Task data →

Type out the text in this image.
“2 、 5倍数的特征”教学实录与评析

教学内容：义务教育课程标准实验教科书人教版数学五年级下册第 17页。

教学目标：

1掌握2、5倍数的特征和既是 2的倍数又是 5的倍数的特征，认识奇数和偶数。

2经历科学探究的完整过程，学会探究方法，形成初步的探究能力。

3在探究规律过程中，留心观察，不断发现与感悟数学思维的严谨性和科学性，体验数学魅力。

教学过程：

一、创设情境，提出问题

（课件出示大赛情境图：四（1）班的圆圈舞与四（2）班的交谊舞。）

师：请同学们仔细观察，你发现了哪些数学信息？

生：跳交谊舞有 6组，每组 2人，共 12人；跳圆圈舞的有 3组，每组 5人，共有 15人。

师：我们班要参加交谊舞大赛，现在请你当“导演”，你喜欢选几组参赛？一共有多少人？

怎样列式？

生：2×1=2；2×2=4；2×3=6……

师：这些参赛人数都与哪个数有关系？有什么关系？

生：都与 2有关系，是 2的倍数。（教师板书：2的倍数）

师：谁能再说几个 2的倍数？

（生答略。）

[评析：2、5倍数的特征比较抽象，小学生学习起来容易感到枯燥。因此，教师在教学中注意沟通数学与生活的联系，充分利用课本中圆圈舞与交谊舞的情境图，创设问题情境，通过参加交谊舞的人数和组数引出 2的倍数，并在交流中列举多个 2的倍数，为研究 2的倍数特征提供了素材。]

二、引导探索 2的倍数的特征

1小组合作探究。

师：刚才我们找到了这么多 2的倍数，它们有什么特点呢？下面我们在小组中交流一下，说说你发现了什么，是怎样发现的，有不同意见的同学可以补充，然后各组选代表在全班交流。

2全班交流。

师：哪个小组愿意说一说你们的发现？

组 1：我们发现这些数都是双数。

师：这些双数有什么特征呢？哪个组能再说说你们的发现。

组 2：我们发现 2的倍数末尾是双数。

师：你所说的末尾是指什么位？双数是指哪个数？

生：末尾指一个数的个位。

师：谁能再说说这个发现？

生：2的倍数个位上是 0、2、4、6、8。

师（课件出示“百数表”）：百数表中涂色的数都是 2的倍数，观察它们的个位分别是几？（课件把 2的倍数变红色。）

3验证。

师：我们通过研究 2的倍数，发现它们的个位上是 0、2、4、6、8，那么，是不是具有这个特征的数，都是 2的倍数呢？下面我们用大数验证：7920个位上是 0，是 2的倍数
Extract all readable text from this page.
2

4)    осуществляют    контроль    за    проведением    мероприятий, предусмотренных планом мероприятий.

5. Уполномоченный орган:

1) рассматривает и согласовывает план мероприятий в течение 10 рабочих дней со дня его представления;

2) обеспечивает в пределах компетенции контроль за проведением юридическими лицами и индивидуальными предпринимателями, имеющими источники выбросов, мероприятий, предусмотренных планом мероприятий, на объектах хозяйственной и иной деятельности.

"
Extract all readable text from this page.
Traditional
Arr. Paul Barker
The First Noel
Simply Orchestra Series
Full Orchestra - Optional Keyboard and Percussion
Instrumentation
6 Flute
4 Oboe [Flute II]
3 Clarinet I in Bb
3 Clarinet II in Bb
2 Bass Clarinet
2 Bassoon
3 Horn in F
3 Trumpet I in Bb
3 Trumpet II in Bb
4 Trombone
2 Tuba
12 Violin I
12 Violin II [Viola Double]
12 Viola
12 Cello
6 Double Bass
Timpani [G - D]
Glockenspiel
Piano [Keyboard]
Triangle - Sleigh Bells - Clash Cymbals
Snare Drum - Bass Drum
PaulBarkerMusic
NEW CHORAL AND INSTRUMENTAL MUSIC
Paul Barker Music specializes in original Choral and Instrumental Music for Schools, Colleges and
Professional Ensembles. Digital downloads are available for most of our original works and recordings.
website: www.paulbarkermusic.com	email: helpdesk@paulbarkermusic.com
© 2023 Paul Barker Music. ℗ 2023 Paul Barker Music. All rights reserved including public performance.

What is being asked → Would you write down every record again, exactly?

Solution for this exercise →
Type out the text in this image.
“2 、 5倍数的特征”教学实录与评析

教学内容：义务教育课程标准实验教科书人教版数学五年级下册第 17页。

教学目标：

1掌握2、5倍数的特征和既是 2的倍数又是 5的倍数的特征，认识奇数和偶数。

2经历科学探究的完整过程，学会探究方法，形成初步的探究能力。

3在探究规律过程中，留心观察，不断发现与感悟数学思维的严谨性和科学性，体验数学魅力。

教学过程：

一、创设情境，提出问题

（课件出示大赛情境图：四（1）班的圆圈舞与四（2）班的交谊舞。）

师：请同学们仔细观察，你发现了哪些数学信息？

生：跳交谊舞有 6组，每组 2人，共 12人；跳圆圈舞的有 3组，每组 5人，共有 15人。

师：我们班要参加交谊舞大赛，现在请你当“导演”，你喜欢选几组参赛？一共有多少人？

怎样列式？

生：2×1=2；2×2=4；2×3=6……

师：这些参赛人数都与哪个数有关系？有什么关系？

生：都与 2有关系，是 2的倍数。（教师板书：2的倍数）

师：谁能再说几个 2的倍数？

（生答略。）

[评析：2、5倍数的特征比较抽象，小学生学习起来容易感到枯燥。因此，教师在教学中注意沟通数学与生活的联系，充分利用课本中圆圈舞与交谊舞的情境图，创设问题情境，通过参加交谊舞的人数和组数引出 2的倍数，并在交流中列举多个 2的倍数，为研究 2的倍数特征提供了素材。]

二、引导探索 2的倍数的特征

1小组合作探究。

师：刚才我们找到了这么多 2的倍数，它们有什么特点呢？下面我们在小组中交流一下，说说你发现了什么，是怎样发现的，有不同意见的同学可以补充，然后各组选代表在全班交流。

2全班交流。

师：哪个小组愿意说一说你们的发现？

组 1：我们发现这些数都是双数。

师：这些双数有什么特征呢？哪个组能再说说你们的发现。

组 2：我们发现 2的倍数末尾是双数。

师：你所说的末尾是指什么位？双数是指哪个数？

生：末尾指一个数的个位。

师：谁能再说说这个发现？

生：2的倍数个位上是 0、2、4、6、8。

师（课件出示“百数表”）：百数表中涂色的数都是 2的倍数，观察它们的个位分别是几？（课件把 2的倍数变红色。）

3验证。

师：我们通过研究 2的倍数，发现它们的个位上是 0、2、4、6、8，那么，是不是具有这个特征的数，都是 2的倍数呢？下面我们用大数验证：7920个位上是 0，是 2的倍数
Extract all readable text from this page.
2

4)    осуществляют    контроль    за    проведением    мероприятий, предусмотренных планом мероприятий.

5. Уполномоченный орган:

1) рассматривает и согласовывает план мероприятий в течение 10 рабочих дней со дня его представления;

2) обеспечивает в пределах компетенции контроль за проведением юридическими лицами и индивидуальными предпринимателями, имеющими источники выбросов, мероприятий, предусмотренных планом мероприятий, на объектах хозяйственной и иной деятельности.

"
Extract all readable text from this page.
Traditional
Arr. Paul Barker
The First Noel
Simply Orchestra Series
Full Orchestra - Optional Keyboard and Percussion
Instrumentation
6 Flute
4 Oboe [Flute II]
3 Clarinet I in Bb
3 Clarinet II in Bb
2 Bass Clarinet
2 Bassoon
3 Horn in F
3 Trumpet I in Bb
3 Trumpet II in Bb
4 Trombone
2 Tuba
12 Violin I
12 Violin II [Viola Double]
12 Viola
12 Cello
6 Double Bass
Timpani [G - D]
Glockenspiel
Piano [Keyboard]
Triangle - Sleigh Bells - Clash Cymbals
Snare Drum - Bass Drum
PaulBarkerMusic
NEW CHORAL AND INSTRUMENTAL MUSIC
Paul Barker Music specializes in original Choral and Instrumental Music for Schools, Colleges and
Professional Ensembles. Digital downloads are available for most of our original works and recordings.
website: www.paulbarkermusic.com	email: helpdesk@paulbarkermusic.com
© 2023 Paul Barker Music. ℗ 2023 Paul Barker Music. All rights reserved including public performance.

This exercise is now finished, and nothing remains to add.